### REQUIRED WORK:
Copy out each line that includes the word "text".

### DATA FOR THIS TASK:
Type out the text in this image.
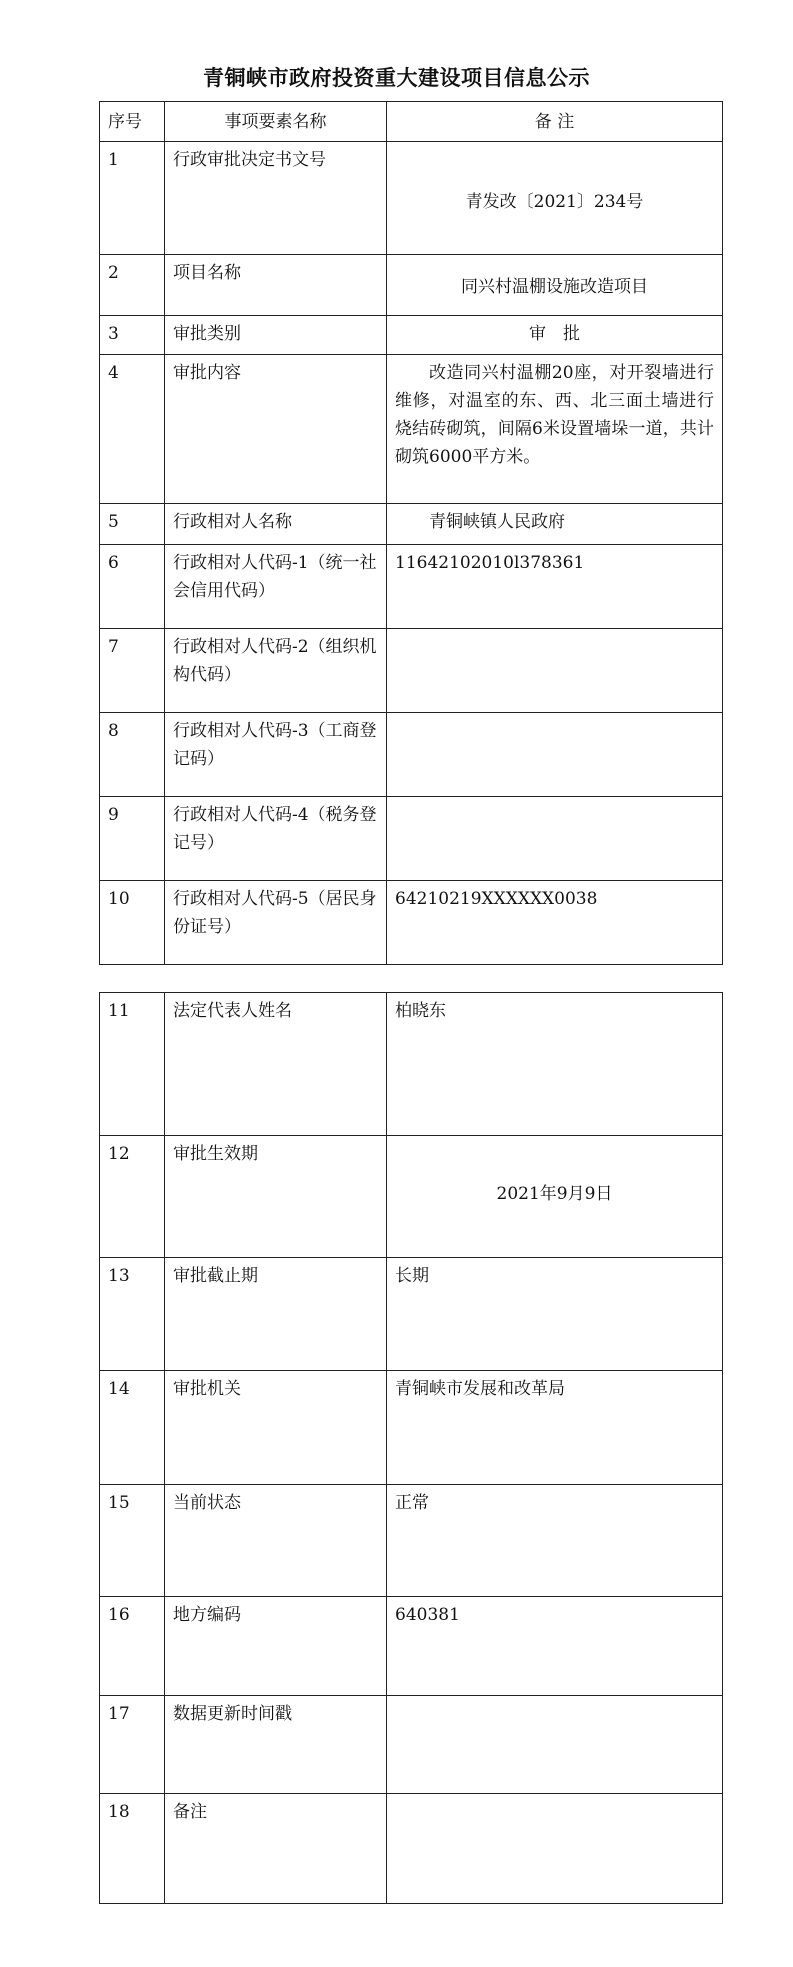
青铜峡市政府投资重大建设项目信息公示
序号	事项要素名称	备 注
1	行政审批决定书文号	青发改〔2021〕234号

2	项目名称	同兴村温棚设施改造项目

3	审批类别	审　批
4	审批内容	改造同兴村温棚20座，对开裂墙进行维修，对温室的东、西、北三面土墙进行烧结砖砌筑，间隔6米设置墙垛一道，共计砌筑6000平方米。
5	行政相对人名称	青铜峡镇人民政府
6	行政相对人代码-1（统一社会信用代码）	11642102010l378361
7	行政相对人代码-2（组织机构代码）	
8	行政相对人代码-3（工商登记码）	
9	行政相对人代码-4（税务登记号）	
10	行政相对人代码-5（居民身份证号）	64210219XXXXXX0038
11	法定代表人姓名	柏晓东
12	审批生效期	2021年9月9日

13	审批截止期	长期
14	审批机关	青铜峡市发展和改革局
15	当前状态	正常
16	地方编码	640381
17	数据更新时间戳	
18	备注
--
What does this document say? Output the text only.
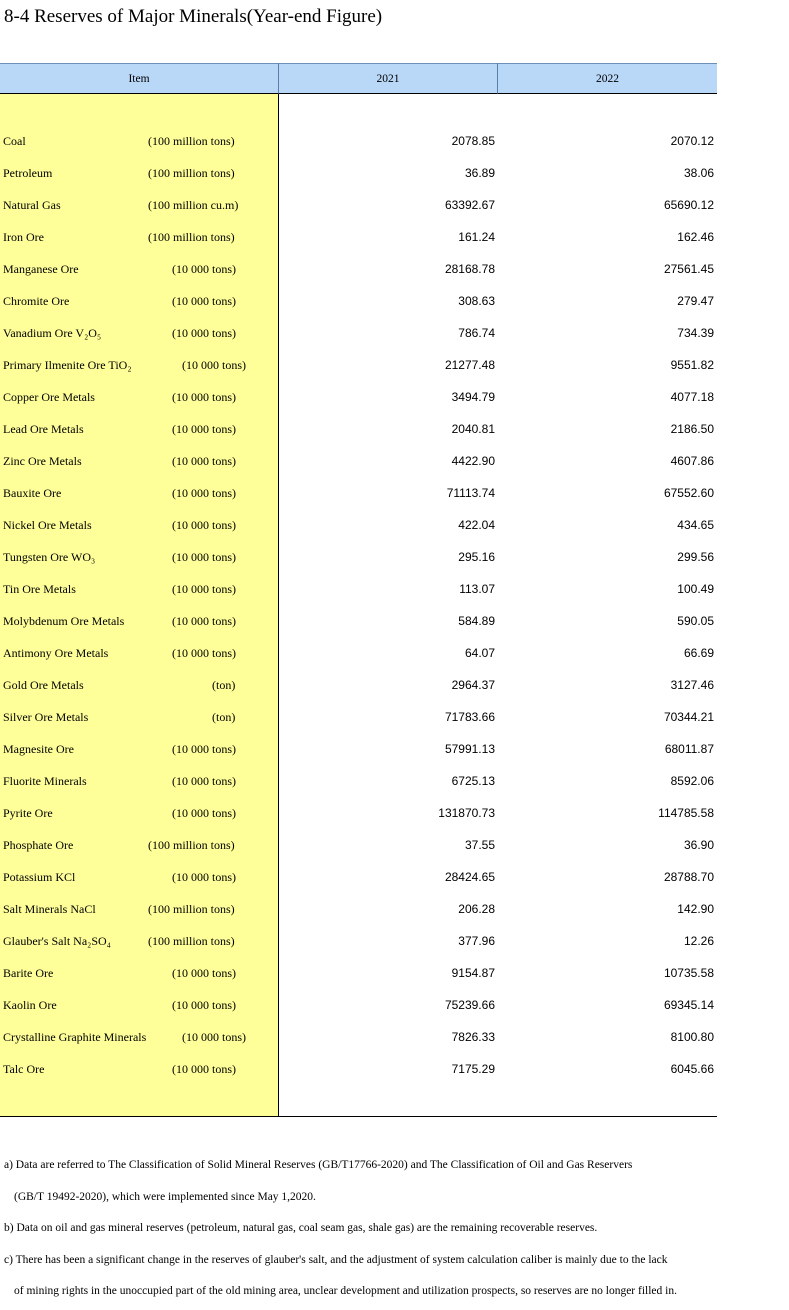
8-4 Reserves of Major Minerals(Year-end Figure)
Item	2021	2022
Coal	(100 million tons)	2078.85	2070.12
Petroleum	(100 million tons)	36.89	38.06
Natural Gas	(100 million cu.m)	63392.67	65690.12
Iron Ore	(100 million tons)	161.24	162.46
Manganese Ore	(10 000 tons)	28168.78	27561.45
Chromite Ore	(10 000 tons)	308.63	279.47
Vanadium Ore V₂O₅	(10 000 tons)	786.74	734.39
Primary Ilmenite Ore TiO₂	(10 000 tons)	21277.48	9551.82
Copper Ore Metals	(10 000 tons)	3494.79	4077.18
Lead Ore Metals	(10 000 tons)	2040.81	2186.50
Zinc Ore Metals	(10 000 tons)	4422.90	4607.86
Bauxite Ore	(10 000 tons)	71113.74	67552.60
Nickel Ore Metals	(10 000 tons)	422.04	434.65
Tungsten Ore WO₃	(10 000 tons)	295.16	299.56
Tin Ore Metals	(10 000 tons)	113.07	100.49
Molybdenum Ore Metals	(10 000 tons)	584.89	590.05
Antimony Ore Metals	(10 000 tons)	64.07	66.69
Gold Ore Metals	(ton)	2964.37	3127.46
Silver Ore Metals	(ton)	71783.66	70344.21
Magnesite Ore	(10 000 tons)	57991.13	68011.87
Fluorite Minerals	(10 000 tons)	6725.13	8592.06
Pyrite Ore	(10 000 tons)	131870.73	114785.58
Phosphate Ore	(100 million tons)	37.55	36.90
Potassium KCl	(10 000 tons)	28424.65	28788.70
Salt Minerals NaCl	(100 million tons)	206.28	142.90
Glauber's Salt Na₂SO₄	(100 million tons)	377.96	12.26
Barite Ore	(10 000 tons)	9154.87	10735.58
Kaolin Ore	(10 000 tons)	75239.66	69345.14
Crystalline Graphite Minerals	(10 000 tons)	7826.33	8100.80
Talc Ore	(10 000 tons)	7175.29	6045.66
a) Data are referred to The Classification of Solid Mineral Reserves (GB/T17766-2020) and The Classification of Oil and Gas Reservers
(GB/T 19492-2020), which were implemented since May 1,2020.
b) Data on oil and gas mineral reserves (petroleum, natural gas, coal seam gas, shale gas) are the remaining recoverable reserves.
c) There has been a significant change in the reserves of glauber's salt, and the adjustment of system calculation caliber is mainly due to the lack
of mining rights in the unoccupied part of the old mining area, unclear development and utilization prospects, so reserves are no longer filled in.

### EXERCISE SOLUTION:
Type out the text in this image.
What does this document say? Output the text only.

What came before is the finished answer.